● MATERIAL PROVIDED:
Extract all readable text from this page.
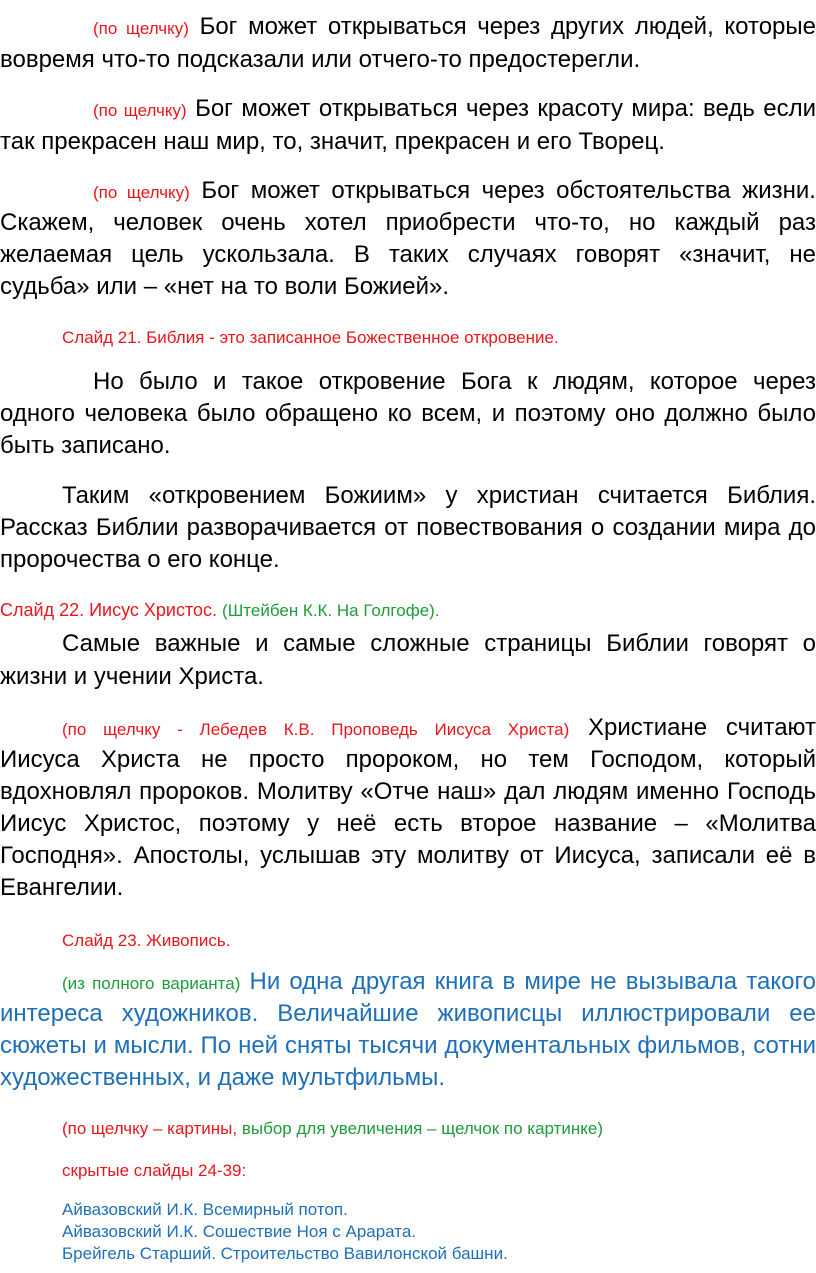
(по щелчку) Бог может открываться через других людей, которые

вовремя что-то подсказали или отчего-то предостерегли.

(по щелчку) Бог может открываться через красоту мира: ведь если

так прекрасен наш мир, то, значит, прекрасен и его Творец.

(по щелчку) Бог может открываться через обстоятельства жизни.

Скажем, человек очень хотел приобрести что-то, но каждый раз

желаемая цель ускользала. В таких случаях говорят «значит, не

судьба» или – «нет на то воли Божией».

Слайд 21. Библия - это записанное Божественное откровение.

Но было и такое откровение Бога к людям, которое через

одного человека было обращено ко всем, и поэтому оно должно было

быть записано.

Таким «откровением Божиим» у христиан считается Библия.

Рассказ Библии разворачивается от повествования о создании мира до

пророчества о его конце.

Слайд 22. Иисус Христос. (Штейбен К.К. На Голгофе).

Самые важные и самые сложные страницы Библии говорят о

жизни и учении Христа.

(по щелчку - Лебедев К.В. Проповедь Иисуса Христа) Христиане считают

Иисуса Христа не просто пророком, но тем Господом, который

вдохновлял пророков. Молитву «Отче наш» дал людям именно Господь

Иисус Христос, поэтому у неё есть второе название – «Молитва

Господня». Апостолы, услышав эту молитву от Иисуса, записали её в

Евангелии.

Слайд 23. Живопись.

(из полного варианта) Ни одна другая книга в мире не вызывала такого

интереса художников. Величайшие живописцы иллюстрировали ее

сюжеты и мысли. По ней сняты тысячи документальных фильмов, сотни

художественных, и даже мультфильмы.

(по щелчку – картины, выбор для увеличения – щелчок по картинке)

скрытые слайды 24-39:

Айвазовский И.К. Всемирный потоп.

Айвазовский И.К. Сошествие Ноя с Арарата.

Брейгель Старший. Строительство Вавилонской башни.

* * *

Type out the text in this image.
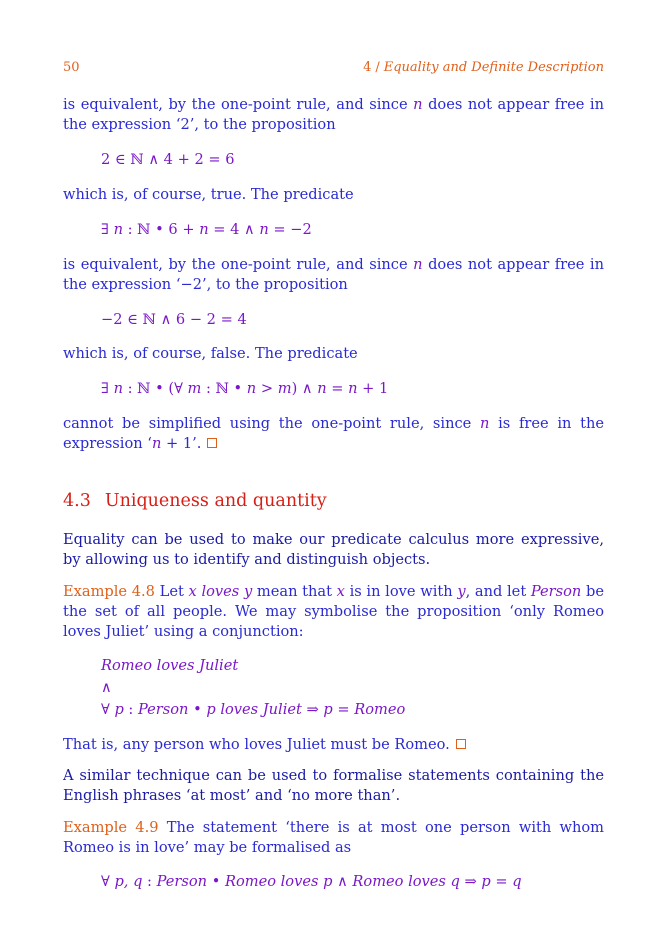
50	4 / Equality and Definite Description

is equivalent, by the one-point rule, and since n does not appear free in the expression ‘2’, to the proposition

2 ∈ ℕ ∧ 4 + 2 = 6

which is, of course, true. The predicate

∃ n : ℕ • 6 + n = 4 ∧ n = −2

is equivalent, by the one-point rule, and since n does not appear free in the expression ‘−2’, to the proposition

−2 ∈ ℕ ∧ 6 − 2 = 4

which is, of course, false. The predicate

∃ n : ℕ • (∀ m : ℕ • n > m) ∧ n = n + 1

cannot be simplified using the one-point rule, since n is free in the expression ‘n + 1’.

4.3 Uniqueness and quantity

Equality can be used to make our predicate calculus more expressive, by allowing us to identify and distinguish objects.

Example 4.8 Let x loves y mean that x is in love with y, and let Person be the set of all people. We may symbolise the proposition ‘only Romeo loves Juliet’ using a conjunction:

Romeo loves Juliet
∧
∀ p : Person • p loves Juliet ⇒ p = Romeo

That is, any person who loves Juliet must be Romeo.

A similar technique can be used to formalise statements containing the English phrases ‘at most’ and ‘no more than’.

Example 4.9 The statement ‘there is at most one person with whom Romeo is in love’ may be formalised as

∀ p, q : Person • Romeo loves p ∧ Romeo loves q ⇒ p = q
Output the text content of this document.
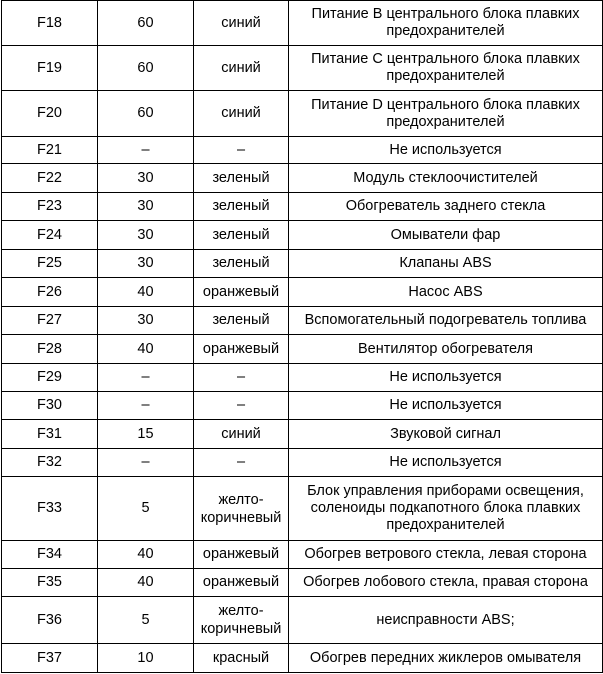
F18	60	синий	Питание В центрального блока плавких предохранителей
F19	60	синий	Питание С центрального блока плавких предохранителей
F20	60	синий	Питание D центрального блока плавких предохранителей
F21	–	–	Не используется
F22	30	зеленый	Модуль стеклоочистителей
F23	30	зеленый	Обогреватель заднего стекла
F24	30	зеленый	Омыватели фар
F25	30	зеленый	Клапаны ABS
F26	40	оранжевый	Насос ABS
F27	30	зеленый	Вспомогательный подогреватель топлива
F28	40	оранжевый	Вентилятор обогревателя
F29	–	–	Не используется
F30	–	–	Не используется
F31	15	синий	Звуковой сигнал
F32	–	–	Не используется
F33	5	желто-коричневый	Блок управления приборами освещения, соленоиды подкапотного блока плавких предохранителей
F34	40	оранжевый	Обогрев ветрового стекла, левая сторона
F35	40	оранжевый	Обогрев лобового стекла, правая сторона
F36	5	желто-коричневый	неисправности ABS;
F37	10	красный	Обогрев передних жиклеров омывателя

● TASK STATEMENT: From the listing above, collect every line that mentions the word "плавких".

● EXERCISE ANSWER:
F18	60	синий	Питание В центрального блока плавких предохранителей
F19	60	синий	Питание С центрального блока плавких предохранителей
F20	60	синий	Питание D центрального блока плавких предохранителей
F33	5	желто-коричневый	Блок управления приборами освещения, соленоиды подкапотного блока плавких предохранителей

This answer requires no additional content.